**Your objective**
Omit all pictures. Copy the rest of the material exactly.

Saved entries
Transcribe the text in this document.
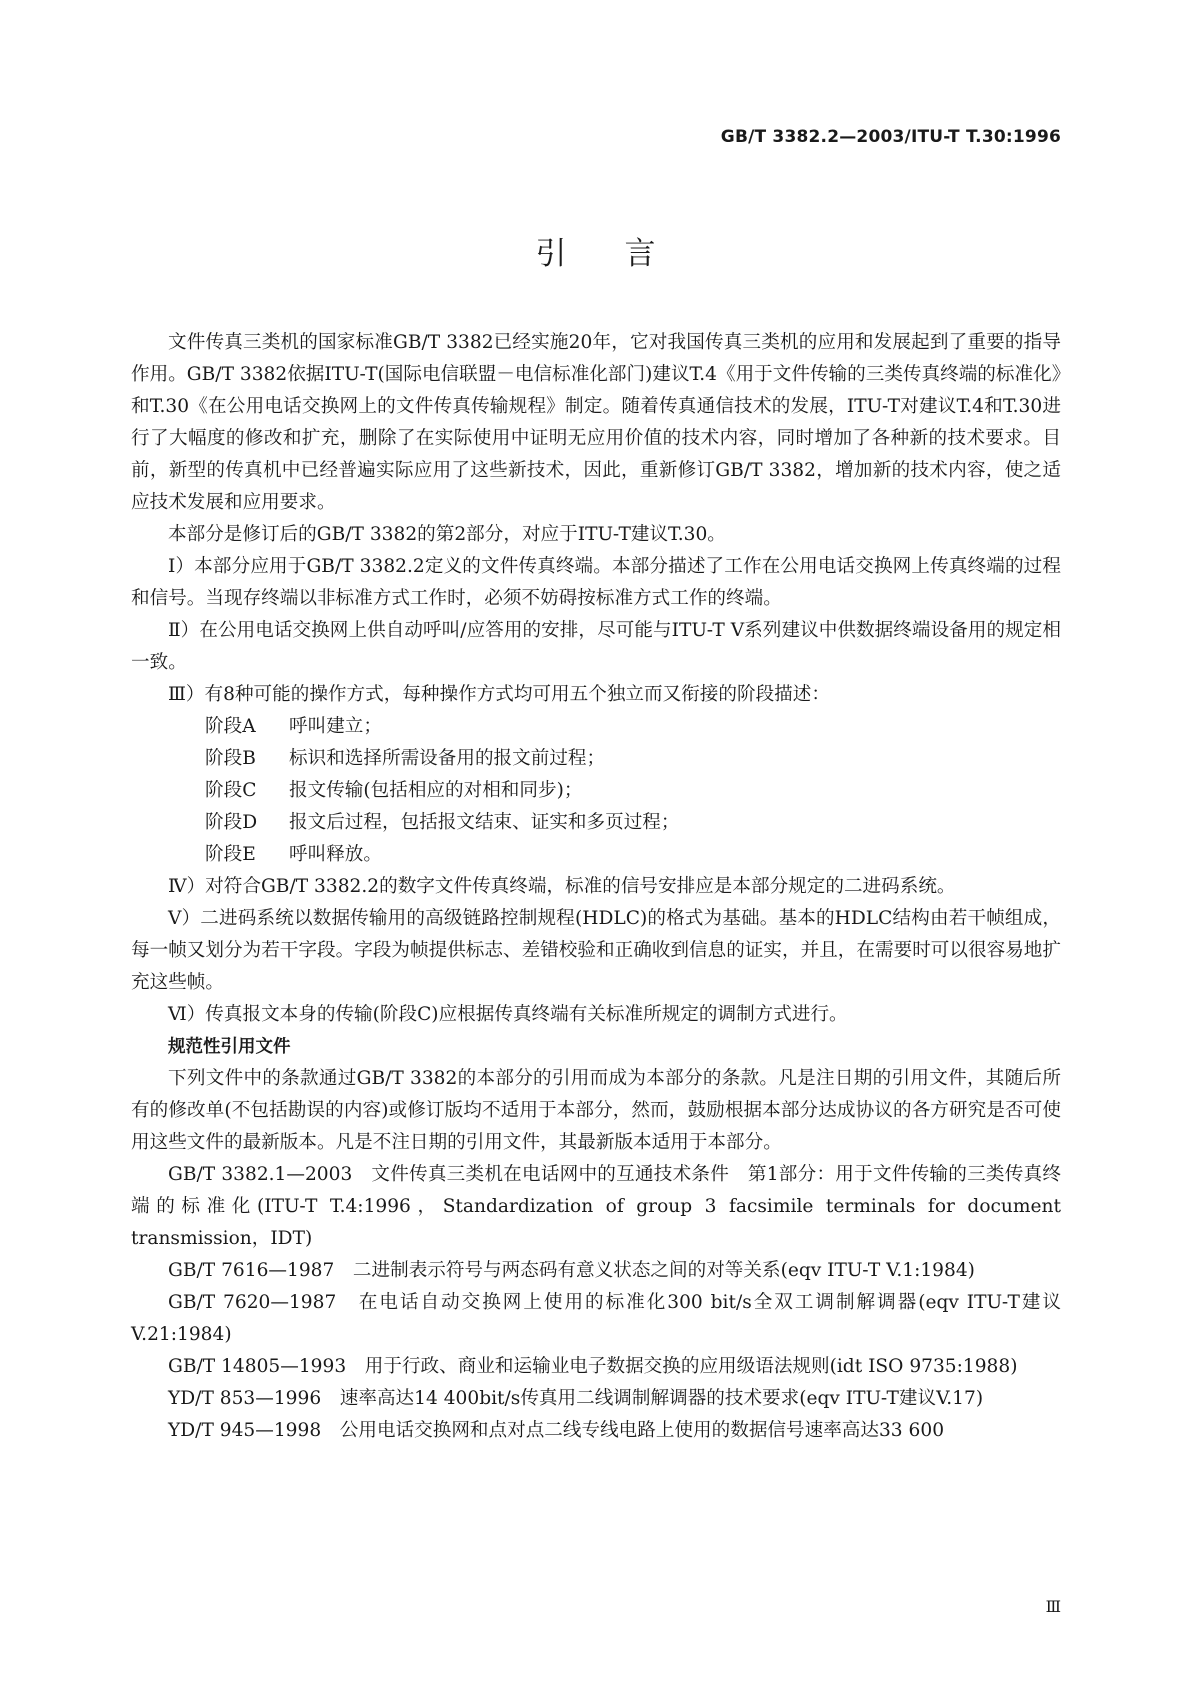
GB/T 3382.2—2003/ITU-T T.30:1996
引言

文件传真三类机的国家标准GB/T 3382已经实施20年，它对我国传真三类机的应用和发展起到了重要的指导作用。GB/T 3382依据ITU-T(国际电信联盟－电信标准化部门)建议T.4《用于文件传输的三类传真终端的标准化》和T.30《在公用电话交换网上的文件传真传输规程》制定。随着传真通信技术的发展，ITU-T对建议T.4和T.30进行了大幅度的修改和扩充，删除了在实际使用中证明无应用价值的技术内容，同时增加了各种新的技术要求。目前，新型的传真机中已经普遍实际应用了这些新技术，因此，重新修订GB/T 3382，增加新的技术内容，使之适应技术发展和应用要求。

本部分是修订后的GB/T 3382的第2部分，对应于ITU-T建议T.30。

Ⅰ）本部分应用于GB/T 3382.2定义的文件传真终端。本部分描述了工作在公用电话交换网上传真终端的过程和信号。当现存终端以非标准方式工作时，必须不妨碍按标准方式工作的终端。

Ⅱ）在公用电话交换网上供自动呼叫/应答用的安排，尽可能与ITU-T V系列建议中供数据终端设备用的规定相一致。

Ⅲ）有8种可能的操作方式，每种操作方式均可用五个独立而又衔接的阶段描述：

阶段A 呼叫建立；

阶段B 标识和选择所需设备用的报文前过程；

阶段C 报文传输(包括相应的对相和同步)；

阶段D 报文后过程，包括报文结束、证实和多页过程；

阶段E 呼叫释放。

Ⅳ）对符合GB/T 3382.2的数字文件传真终端，标准的信号安排应是本部分规定的二进码系统。

Ⅴ）二进码系统以数据传输用的高级链路控制规程(HDLC)的格式为基础。基本的HDLC结构由若干帧组成，每一帧又划分为若干字段。字段为帧提供标志、差错校验和正确收到信息的证实，并且，在需要时可以很容易地扩充这些帧。

Ⅵ）传真报文本身的传输(阶段C)应根据传真终端有关标准所规定的调制方式进行。

规范性引用文件

下列文件中的条款通过GB/T 3382的本部分的引用而成为本部分的条款。凡是注日期的引用文件，其随后所有的修改单(不包括勘误的内容)或修订版均不适用于本部分，然而，鼓励根据本部分达成协议的各方研究是否可使用这些文件的最新版本。凡是不注日期的引用文件，其最新版本适用于本部分。

GB/T 3382.1—2003　文件传真三类机在电话网中的互通技术条件　第1部分：用于文件传输的三类传真终端的标准化(ITU-T T.4:1996，Standardization of group 3 facsimile terminals for document transmission，IDT)

GB/T 7616—1987　二进制表示符号与两态码有意义状态之间的对等关系(eqv ITU-T V.1:1984)

GB/T 7620—1987　在电话自动交换网上使用的标准化300 bit/s全双工调制解调器(eqv ITU-T建议V.21:1984)

GB/T 14805—1993　用于行政、商业和运输业电子数据交换的应用级语法规则(idt ISO 9735:1988)

YD/T 853—1996　速率高达14 400bit/s传真用二线调制解调器的技术要求(eqv ITU-T建议V.17)

YD/T 945—1998　公用电话交换网和点对点二线专线电路上使用的数据信号速率高达33 600

Ⅲ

**Answer in full**
Transcribe the text in this document.
GB/T 3382.2—2003/ITU-T T.30:1996
引言

文件传真三类机的国家标准GB/T 3382已经实施20年，它对我国传真三类机的应用和发展起到了重要的指导作用。GB/T 3382依据ITU-T(国际电信联盟－电信标准化部门)建议T.4《用于文件传输的三类传真终端的标准化》和T.30《在公用电话交换网上的文件传真传输规程》制定。随着传真通信技术的发展，ITU-T对建议T.4和T.30进行了大幅度的修改和扩充，删除了在实际使用中证明无应用价值的技术内容，同时增加了各种新的技术要求。目前，新型的传真机中已经普遍实际应用了这些新技术，因此，重新修订GB/T 3382，增加新的技术内容，使之适应技术发展和应用要求。

本部分是修订后的GB/T 3382的第2部分，对应于ITU-T建议T.30。

Ⅰ）本部分应用于GB/T 3382.2定义的文件传真终端。本部分描述了工作在公用电话交换网上传真终端的过程和信号。当现存终端以非标准方式工作时，必须不妨碍按标准方式工作的终端。

Ⅱ）在公用电话交换网上供自动呼叫/应答用的安排，尽可能与ITU-T V系列建议中供数据终端设备用的规定相一致。

Ⅲ）有8种可能的操作方式，每种操作方式均可用五个独立而又衔接的阶段描述：

阶段A 呼叫建立；

阶段B 标识和选择所需设备用的报文前过程；

阶段C 报文传输(包括相应的对相和同步)；

阶段D 报文后过程，包括报文结束、证实和多页过程；

阶段E 呼叫释放。

Ⅳ）对符合GB/T 3382.2的数字文件传真终端，标准的信号安排应是本部分规定的二进码系统。

Ⅴ）二进码系统以数据传输用的高级链路控制规程(HDLC)的格式为基础。基本的HDLC结构由若干帧组成，每一帧又划分为若干字段。字段为帧提供标志、差错校验和正确收到信息的证实，并且，在需要时可以很容易地扩充这些帧。

Ⅵ）传真报文本身的传输(阶段C)应根据传真终端有关标准所规定的调制方式进行。

规范性引用文件

下列文件中的条款通过GB/T 3382的本部分的引用而成为本部分的条款。凡是注日期的引用文件，其随后所有的修改单(不包括勘误的内容)或修订版均不适用于本部分，然而，鼓励根据本部分达成协议的各方研究是否可使用这些文件的最新版本。凡是不注日期的引用文件，其最新版本适用于本部分。

GB/T 3382.1—2003　文件传真三类机在电话网中的互通技术条件　第1部分：用于文件传输的三类传真终端的标准化(ITU-T T.4:1996，Standardization of group 3 facsimile terminals for document transmission，IDT)

GB/T 7616—1987　二进制表示符号与两态码有意义状态之间的对等关系(eqv ITU-T V.1:1984)

GB/T 7620—1987　在电话自动交换网上使用的标准化300 bit/s全双工调制解调器(eqv ITU-T建议V.21:1984)

GB/T 14805—1993　用于行政、商业和运输业电子数据交换的应用级语法规则(idt ISO 9735:1988)

YD/T 853—1996　速率高达14 400bit/s传真用二线调制解调器的技术要求(eqv ITU-T建议V.17)

YD/T 945—1998　公用电话交换网和点对点二线专线电路上使用的数据信号速率高达33 600

Ⅲ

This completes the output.